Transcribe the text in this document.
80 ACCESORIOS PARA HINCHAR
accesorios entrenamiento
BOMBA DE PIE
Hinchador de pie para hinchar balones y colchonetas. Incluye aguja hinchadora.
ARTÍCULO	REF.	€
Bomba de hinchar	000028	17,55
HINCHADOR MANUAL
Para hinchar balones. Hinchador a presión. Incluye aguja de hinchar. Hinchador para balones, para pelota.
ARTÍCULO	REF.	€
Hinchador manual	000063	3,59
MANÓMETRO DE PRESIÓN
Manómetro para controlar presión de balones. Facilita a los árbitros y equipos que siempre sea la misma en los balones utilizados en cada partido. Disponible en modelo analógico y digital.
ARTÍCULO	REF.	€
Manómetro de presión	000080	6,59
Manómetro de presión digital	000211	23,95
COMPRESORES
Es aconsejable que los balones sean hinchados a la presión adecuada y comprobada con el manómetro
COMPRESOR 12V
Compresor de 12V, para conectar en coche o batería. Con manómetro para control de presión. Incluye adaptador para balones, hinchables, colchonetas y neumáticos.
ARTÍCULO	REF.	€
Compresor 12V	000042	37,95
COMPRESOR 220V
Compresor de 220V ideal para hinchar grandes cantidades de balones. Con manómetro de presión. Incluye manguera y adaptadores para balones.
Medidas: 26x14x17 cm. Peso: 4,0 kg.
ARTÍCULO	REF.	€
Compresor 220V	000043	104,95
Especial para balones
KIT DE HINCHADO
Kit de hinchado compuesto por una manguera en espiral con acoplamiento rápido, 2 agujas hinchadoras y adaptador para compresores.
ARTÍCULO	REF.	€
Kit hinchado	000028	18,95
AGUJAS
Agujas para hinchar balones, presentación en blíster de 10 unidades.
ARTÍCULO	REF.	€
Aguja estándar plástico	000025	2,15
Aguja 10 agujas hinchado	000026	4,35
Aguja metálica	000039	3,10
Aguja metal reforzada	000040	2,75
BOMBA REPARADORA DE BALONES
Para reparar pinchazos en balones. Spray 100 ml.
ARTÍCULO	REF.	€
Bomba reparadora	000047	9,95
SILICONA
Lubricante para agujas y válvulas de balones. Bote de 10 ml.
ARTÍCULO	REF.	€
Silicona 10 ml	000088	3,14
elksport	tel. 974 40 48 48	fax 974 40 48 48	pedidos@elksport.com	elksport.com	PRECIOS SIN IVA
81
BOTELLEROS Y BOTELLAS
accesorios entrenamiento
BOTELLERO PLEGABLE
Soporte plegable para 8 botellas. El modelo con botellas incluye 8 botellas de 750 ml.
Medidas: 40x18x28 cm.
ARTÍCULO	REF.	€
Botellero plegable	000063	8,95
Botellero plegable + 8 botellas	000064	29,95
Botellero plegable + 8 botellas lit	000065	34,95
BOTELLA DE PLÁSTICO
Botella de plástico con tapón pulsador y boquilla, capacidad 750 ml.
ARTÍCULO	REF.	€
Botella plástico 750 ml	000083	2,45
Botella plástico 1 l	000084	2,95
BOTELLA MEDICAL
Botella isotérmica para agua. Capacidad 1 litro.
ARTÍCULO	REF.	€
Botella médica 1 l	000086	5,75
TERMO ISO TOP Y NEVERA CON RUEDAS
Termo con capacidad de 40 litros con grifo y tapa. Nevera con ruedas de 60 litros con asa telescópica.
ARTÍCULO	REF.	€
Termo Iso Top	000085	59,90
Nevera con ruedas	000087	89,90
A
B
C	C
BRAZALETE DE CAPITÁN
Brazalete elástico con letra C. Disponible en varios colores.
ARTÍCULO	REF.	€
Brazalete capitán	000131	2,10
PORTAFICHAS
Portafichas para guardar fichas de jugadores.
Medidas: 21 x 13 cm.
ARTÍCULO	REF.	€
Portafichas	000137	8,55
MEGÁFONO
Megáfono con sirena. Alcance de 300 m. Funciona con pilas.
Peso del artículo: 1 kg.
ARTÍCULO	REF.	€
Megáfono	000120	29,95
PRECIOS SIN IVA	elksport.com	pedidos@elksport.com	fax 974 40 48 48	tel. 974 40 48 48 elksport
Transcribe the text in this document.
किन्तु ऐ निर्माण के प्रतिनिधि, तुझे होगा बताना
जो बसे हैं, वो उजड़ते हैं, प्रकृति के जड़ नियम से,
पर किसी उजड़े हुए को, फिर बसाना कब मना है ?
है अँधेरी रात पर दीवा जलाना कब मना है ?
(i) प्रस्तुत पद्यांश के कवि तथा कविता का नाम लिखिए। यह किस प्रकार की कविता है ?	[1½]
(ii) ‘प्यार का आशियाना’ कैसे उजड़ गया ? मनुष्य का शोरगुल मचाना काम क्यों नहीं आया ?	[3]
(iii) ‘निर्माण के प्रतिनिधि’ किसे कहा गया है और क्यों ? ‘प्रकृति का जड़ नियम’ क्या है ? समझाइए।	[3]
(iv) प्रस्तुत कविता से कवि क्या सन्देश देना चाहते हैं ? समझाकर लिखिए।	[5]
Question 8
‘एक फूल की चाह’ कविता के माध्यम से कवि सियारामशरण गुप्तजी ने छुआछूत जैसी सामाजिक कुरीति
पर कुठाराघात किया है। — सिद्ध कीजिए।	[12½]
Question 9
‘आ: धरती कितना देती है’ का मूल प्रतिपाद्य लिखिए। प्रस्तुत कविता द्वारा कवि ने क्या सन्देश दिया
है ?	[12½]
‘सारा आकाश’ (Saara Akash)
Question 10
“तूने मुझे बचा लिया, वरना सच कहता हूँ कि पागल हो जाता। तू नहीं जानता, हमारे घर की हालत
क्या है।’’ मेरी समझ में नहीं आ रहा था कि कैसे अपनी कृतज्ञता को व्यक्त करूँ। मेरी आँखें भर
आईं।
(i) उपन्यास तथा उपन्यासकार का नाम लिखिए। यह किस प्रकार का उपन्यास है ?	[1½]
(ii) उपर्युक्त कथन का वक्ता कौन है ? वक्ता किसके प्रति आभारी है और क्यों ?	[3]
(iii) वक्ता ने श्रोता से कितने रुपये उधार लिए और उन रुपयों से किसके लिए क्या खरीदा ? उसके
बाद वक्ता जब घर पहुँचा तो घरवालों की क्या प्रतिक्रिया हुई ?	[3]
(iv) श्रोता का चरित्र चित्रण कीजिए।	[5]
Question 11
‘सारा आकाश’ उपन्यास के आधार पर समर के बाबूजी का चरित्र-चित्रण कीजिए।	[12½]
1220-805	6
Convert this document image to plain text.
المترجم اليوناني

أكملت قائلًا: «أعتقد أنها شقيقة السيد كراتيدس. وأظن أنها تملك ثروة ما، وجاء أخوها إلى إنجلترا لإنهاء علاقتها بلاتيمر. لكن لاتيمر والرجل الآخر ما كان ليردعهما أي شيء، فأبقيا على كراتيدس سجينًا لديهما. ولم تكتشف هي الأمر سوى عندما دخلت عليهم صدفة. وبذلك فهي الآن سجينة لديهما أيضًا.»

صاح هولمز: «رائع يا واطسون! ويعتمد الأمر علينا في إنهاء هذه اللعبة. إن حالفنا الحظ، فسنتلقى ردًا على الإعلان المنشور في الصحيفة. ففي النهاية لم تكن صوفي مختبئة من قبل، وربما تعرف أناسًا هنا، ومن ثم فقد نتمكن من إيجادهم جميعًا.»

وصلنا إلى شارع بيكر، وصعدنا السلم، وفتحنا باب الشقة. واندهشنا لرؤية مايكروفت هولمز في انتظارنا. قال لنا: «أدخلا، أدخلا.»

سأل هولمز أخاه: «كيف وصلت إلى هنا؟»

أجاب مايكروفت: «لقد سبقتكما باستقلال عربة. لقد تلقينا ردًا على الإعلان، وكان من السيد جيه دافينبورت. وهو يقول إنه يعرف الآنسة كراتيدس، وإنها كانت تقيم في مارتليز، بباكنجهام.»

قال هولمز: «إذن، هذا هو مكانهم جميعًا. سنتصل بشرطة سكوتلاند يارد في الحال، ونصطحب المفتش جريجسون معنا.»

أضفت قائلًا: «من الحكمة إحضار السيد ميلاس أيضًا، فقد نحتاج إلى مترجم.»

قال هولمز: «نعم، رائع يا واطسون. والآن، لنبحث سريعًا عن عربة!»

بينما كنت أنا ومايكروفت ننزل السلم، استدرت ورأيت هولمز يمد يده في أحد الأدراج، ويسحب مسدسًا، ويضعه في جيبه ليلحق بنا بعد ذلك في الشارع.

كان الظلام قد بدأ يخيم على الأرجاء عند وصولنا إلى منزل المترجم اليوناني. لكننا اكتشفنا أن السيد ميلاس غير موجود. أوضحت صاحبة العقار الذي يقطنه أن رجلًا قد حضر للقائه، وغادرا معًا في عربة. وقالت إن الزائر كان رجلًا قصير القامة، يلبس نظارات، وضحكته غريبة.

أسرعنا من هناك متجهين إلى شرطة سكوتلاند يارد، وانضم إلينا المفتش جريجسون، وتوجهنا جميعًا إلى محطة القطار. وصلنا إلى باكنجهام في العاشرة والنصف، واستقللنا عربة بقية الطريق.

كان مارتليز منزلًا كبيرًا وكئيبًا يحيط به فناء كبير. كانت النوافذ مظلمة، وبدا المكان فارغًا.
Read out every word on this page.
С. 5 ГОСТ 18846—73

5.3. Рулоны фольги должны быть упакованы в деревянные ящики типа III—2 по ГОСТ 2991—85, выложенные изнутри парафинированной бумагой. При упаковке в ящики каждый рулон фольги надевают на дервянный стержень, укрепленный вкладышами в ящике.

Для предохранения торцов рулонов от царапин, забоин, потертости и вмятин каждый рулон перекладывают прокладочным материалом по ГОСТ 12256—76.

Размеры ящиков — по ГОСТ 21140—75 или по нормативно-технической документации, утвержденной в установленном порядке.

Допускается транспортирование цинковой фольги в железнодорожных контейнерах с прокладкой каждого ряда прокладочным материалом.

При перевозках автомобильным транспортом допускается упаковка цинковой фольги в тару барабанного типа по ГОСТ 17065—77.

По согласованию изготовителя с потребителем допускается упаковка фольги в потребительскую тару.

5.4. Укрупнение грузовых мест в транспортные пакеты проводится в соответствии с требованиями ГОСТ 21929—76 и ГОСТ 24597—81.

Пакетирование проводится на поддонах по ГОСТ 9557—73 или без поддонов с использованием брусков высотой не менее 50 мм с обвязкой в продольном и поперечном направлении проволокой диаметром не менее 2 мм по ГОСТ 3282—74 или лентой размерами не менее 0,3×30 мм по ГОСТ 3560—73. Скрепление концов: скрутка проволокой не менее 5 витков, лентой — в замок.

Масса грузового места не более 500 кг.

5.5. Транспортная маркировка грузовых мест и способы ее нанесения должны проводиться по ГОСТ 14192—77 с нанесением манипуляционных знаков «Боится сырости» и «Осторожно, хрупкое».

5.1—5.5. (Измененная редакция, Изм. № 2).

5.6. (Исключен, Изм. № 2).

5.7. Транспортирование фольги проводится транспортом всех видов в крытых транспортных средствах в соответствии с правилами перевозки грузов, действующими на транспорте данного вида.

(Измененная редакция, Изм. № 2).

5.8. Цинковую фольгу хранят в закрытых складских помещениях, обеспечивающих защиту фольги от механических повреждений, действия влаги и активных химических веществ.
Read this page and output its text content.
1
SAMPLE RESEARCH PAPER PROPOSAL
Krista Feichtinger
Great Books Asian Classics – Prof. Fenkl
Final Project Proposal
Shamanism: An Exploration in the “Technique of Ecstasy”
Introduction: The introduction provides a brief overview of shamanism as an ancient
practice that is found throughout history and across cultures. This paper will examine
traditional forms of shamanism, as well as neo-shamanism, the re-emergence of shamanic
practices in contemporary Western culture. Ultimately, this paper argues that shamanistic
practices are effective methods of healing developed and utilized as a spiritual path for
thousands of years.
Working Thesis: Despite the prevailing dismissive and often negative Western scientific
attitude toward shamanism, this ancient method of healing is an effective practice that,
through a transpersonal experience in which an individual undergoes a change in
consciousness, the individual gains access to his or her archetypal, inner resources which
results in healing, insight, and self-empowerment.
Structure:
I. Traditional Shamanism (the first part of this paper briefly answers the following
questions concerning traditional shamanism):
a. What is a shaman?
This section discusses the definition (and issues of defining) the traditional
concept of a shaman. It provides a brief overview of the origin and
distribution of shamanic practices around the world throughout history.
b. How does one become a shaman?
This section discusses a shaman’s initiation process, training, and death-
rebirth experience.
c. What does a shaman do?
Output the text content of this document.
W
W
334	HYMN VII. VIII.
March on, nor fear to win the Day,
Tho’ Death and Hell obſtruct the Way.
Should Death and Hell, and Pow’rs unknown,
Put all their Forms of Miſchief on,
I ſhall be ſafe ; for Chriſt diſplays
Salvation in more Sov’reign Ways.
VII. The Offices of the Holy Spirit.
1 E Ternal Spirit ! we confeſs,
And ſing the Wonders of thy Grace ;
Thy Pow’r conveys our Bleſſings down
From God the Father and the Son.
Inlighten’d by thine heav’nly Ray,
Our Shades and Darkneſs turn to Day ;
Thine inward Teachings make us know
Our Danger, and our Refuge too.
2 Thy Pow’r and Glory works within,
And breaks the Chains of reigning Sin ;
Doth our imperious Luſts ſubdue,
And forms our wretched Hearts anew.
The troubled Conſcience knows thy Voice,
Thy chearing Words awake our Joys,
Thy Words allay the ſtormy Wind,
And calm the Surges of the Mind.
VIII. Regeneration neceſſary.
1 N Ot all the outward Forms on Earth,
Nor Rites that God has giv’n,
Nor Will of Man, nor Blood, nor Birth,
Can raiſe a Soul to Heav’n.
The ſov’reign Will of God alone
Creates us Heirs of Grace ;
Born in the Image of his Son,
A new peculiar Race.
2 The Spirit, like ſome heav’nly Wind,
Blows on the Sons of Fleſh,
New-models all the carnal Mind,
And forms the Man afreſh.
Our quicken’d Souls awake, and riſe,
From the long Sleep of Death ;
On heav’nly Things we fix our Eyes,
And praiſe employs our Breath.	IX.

=-=-=-=-=

The problem: Copy out the lines in which the string "Mind" appears.

Right answer:
And calm the Surges of the Mind.
New-models all the carnal Mind,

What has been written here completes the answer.